▶ What is needed:
Copy out every line in the entries below that includes "extension".

─── Records provided

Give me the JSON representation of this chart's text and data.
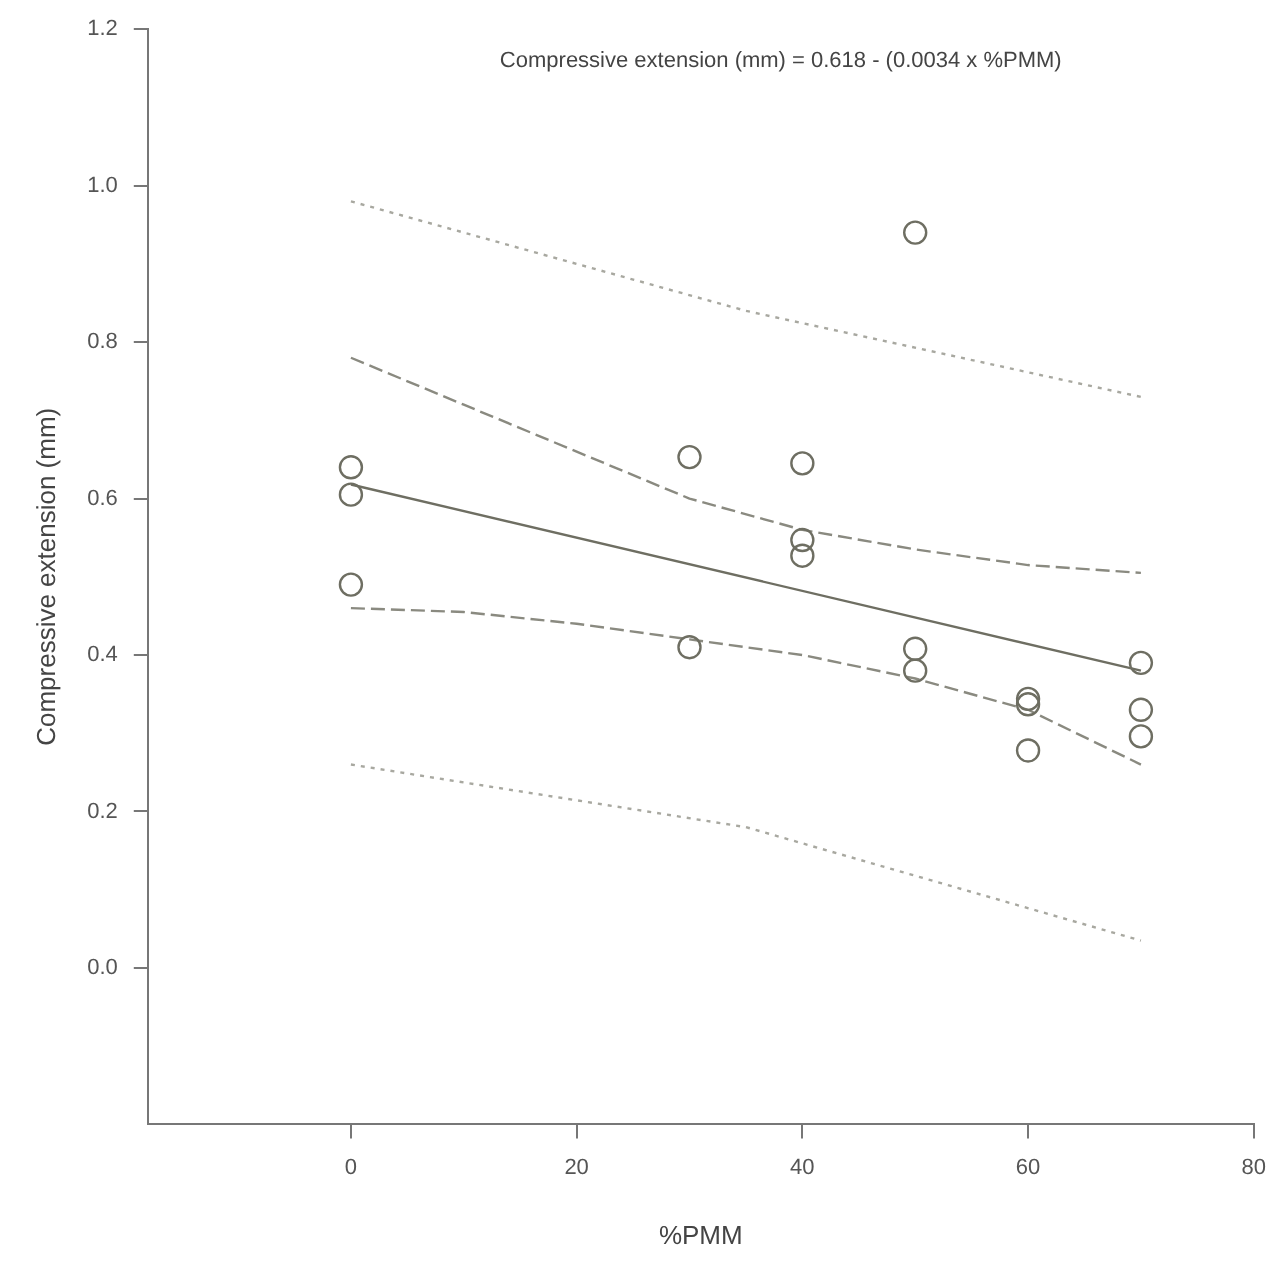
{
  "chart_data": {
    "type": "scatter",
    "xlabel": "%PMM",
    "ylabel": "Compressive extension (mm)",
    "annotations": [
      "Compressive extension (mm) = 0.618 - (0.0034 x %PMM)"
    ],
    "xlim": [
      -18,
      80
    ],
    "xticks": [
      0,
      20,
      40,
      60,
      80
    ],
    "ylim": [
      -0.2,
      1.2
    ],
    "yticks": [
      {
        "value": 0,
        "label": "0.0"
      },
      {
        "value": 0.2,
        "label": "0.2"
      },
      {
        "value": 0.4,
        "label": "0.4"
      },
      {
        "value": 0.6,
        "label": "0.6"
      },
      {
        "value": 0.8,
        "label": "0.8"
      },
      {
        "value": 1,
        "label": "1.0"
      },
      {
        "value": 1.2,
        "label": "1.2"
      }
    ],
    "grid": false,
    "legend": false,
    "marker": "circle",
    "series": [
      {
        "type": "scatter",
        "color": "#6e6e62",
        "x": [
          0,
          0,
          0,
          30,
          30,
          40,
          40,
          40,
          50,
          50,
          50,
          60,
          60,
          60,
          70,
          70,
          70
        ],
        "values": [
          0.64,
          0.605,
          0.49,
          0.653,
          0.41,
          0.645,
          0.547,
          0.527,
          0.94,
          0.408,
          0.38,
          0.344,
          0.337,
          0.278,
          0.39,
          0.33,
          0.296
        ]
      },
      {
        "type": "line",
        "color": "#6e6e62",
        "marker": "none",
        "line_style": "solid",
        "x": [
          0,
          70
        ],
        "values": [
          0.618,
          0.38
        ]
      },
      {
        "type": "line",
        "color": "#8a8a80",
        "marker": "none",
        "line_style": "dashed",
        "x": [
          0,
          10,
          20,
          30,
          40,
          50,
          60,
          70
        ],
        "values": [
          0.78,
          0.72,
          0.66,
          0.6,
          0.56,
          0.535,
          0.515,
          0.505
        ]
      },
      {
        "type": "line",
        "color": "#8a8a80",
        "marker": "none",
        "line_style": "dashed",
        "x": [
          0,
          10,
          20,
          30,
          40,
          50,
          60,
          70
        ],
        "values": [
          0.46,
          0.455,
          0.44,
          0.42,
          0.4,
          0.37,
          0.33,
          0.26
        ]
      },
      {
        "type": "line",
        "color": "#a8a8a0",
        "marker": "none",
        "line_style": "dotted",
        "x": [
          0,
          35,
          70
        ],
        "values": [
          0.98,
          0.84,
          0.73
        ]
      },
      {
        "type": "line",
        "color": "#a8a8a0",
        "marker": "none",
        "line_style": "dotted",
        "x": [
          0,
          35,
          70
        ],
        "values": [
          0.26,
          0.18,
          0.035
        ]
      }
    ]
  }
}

──────

▶ In response:
    "ylabel": "Compressive extension (mm)",
      "Compressive extension (mm) = 0.618 - (0.0034 x %PMM)"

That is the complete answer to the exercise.